### TASK DESCRIPTION
Go over the listing below line by line and tally those containing "this". Give only the tally.

### Figure record extracts
════
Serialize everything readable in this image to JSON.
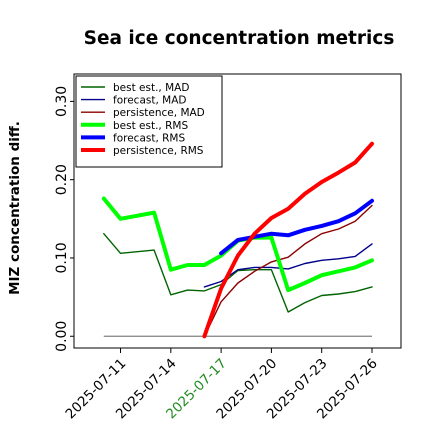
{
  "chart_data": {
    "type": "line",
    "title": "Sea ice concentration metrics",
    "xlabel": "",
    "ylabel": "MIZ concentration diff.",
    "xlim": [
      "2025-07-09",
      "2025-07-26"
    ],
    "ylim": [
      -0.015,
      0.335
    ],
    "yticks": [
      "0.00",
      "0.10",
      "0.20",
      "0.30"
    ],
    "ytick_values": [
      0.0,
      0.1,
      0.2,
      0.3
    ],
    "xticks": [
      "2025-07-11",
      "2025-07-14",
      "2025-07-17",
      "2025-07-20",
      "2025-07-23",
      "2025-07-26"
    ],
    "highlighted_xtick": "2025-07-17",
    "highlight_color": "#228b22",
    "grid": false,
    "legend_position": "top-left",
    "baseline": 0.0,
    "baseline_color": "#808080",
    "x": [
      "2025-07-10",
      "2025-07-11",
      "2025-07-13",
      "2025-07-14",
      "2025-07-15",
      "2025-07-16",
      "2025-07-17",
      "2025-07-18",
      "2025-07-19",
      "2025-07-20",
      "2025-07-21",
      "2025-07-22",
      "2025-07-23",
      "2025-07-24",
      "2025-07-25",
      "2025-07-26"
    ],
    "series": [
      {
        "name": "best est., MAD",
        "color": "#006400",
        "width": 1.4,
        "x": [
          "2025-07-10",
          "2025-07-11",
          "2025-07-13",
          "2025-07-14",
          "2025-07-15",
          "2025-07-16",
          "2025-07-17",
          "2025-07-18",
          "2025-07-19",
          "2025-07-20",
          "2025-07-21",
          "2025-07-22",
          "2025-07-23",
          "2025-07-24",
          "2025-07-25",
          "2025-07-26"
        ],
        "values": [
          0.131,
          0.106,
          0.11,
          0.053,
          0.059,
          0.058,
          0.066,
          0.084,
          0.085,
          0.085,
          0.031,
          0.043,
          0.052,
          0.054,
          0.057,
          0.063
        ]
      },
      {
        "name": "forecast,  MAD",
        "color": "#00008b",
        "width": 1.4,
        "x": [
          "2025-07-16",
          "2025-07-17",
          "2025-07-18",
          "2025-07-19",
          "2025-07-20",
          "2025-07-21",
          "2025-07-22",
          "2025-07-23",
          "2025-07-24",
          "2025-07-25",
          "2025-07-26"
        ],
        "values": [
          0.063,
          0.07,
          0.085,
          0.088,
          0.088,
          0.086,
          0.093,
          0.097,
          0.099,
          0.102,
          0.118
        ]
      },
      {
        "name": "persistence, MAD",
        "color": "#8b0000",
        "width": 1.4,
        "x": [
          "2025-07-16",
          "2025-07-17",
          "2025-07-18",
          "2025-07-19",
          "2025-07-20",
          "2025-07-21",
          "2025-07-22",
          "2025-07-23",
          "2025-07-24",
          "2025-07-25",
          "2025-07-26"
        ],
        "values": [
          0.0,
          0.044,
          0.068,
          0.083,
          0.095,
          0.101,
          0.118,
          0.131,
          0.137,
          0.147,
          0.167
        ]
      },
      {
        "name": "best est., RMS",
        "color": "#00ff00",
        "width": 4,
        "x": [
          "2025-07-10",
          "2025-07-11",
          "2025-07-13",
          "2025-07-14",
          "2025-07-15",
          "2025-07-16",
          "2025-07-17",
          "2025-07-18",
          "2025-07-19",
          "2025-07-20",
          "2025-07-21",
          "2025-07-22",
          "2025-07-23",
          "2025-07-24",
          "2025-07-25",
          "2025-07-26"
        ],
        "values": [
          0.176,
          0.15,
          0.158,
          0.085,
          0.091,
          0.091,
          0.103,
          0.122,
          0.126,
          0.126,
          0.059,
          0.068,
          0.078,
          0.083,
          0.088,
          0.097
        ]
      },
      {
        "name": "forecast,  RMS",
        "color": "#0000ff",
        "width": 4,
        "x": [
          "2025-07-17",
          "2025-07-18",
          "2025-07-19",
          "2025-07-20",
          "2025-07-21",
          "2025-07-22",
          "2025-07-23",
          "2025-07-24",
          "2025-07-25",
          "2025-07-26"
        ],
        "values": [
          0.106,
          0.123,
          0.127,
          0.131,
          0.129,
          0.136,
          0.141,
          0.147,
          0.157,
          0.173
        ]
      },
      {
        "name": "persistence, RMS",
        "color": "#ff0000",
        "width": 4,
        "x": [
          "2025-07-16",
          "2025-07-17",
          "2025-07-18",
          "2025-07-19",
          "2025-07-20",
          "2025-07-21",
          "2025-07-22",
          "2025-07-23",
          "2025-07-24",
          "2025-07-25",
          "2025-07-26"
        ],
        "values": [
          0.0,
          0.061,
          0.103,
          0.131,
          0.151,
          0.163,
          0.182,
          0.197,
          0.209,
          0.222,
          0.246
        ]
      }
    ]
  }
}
════
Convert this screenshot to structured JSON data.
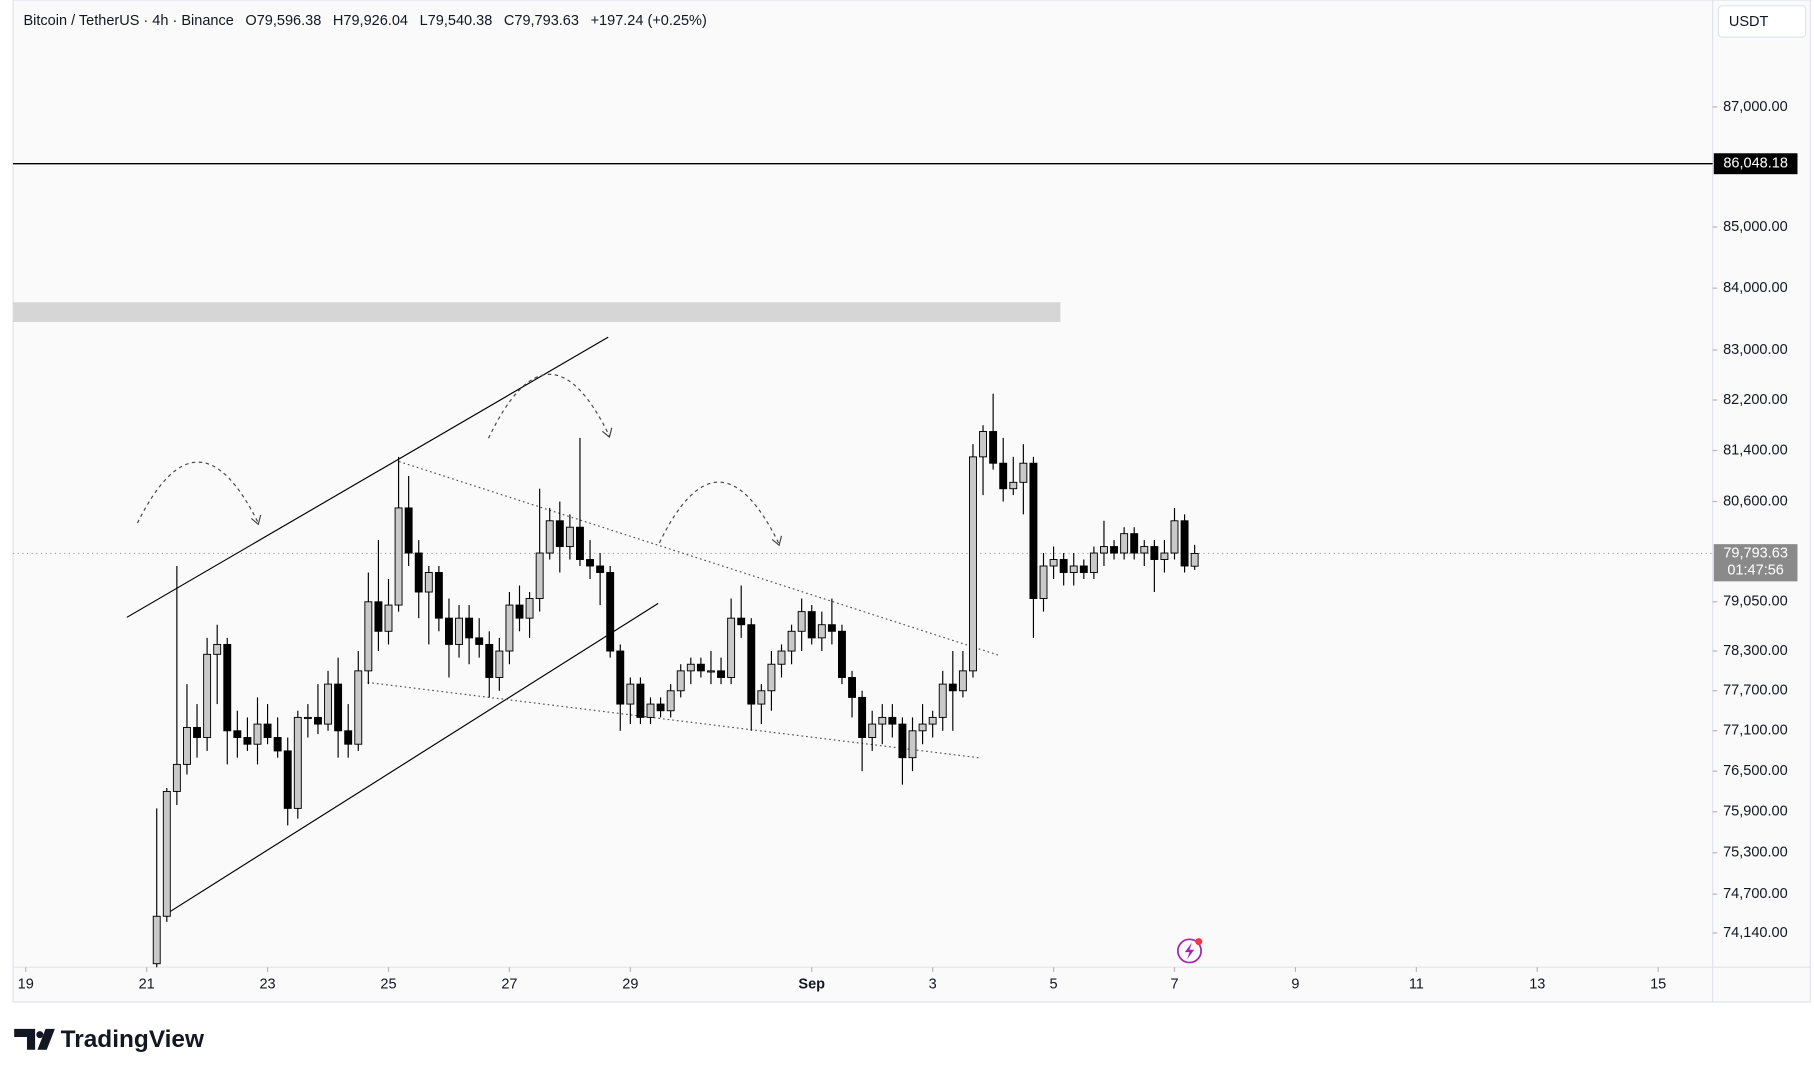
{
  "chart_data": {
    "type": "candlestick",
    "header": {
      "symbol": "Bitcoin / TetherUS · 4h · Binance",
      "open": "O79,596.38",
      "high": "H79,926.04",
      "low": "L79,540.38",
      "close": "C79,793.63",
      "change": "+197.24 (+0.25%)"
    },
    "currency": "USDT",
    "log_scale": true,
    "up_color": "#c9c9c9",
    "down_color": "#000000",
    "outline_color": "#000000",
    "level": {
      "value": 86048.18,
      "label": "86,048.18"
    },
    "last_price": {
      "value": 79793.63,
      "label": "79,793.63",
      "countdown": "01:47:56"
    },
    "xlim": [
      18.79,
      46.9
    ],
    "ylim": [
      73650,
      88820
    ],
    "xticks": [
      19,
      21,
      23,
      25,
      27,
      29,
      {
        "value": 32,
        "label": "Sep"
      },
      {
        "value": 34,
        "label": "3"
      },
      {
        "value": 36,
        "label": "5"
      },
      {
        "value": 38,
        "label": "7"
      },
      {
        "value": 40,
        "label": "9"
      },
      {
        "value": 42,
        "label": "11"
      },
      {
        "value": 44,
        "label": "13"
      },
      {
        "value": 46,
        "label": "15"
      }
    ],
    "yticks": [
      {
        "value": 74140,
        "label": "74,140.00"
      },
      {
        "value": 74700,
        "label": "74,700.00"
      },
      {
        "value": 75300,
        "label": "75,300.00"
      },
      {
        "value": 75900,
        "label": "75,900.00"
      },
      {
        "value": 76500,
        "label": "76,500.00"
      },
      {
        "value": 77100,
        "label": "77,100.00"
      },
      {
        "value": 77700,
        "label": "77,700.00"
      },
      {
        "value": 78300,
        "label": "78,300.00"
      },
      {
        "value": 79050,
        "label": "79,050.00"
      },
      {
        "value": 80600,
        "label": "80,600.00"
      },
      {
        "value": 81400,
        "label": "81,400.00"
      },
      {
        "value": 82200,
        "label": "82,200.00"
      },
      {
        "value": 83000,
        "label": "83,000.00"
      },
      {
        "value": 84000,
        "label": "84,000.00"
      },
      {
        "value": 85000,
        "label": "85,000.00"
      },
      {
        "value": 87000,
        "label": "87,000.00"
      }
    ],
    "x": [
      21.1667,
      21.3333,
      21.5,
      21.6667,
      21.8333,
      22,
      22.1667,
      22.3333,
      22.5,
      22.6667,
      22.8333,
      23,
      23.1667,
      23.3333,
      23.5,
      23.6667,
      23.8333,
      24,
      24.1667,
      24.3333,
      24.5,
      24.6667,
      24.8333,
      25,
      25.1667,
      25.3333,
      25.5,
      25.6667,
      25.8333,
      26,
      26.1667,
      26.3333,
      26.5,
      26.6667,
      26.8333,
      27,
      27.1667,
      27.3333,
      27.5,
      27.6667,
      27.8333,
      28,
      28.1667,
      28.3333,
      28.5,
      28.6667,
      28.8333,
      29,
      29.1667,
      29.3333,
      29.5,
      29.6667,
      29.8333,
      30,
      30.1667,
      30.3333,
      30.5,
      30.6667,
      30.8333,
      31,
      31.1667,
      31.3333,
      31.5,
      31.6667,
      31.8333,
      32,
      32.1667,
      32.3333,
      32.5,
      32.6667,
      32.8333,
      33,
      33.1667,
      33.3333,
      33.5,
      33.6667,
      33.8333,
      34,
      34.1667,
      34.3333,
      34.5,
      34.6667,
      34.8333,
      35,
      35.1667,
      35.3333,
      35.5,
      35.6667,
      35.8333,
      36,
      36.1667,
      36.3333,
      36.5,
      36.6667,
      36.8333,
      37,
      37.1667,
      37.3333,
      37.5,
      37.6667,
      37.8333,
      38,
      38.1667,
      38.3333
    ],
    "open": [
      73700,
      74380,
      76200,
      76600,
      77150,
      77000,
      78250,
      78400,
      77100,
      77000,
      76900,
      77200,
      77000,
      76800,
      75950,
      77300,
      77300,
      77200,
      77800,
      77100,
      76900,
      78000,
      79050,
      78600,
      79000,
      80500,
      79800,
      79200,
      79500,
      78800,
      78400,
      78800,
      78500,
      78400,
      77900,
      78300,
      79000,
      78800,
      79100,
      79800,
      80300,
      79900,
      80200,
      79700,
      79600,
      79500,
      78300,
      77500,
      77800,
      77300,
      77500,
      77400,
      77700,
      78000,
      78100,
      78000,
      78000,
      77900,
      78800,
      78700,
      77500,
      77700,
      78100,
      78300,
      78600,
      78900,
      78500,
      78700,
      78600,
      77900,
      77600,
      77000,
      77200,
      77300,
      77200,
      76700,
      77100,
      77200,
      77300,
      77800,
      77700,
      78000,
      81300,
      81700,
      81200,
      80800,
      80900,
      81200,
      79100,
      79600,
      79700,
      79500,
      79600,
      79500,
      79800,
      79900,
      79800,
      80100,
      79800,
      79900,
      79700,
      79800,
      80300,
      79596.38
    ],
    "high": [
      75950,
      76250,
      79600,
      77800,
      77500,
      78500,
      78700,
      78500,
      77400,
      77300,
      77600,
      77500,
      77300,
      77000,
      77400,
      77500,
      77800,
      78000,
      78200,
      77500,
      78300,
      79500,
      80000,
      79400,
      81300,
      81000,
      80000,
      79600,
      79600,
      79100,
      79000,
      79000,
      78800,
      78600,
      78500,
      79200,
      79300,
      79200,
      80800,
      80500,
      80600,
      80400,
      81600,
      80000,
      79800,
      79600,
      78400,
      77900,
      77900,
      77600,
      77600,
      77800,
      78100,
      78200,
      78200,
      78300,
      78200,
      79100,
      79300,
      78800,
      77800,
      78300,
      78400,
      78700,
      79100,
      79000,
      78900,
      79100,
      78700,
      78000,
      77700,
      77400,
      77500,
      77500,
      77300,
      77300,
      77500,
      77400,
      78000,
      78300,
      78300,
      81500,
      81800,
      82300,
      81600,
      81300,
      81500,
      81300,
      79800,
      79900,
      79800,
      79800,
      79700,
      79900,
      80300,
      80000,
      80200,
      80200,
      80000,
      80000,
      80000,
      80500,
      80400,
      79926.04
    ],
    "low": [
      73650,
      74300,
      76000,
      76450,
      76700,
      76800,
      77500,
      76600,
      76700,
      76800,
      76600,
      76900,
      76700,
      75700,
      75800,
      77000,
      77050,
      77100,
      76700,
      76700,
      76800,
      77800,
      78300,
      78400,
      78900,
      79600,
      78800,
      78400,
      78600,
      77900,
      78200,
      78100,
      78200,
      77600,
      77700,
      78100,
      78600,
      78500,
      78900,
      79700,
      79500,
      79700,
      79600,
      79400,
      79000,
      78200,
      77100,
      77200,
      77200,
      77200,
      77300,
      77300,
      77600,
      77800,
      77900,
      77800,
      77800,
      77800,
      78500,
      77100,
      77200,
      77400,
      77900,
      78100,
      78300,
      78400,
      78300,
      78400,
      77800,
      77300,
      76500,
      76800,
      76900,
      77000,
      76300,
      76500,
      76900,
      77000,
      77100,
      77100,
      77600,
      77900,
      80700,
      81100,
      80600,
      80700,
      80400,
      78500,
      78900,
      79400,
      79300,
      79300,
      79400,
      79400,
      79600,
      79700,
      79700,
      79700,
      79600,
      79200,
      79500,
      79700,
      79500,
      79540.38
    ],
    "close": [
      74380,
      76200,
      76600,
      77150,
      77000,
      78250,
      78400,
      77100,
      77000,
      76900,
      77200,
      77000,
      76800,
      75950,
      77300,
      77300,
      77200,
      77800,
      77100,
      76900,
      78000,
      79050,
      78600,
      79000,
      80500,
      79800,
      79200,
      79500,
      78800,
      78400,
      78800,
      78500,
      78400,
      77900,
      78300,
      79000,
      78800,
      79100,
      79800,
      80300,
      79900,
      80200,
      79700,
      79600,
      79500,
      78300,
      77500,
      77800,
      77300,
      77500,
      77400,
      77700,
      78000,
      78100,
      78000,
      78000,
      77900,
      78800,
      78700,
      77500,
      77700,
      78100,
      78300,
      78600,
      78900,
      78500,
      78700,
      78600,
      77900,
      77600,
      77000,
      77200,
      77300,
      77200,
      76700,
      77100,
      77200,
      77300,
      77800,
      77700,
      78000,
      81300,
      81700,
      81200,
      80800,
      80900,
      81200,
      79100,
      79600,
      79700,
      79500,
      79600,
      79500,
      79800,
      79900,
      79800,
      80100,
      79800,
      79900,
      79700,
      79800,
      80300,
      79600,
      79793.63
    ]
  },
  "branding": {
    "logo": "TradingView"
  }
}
════
### RESPONSE
2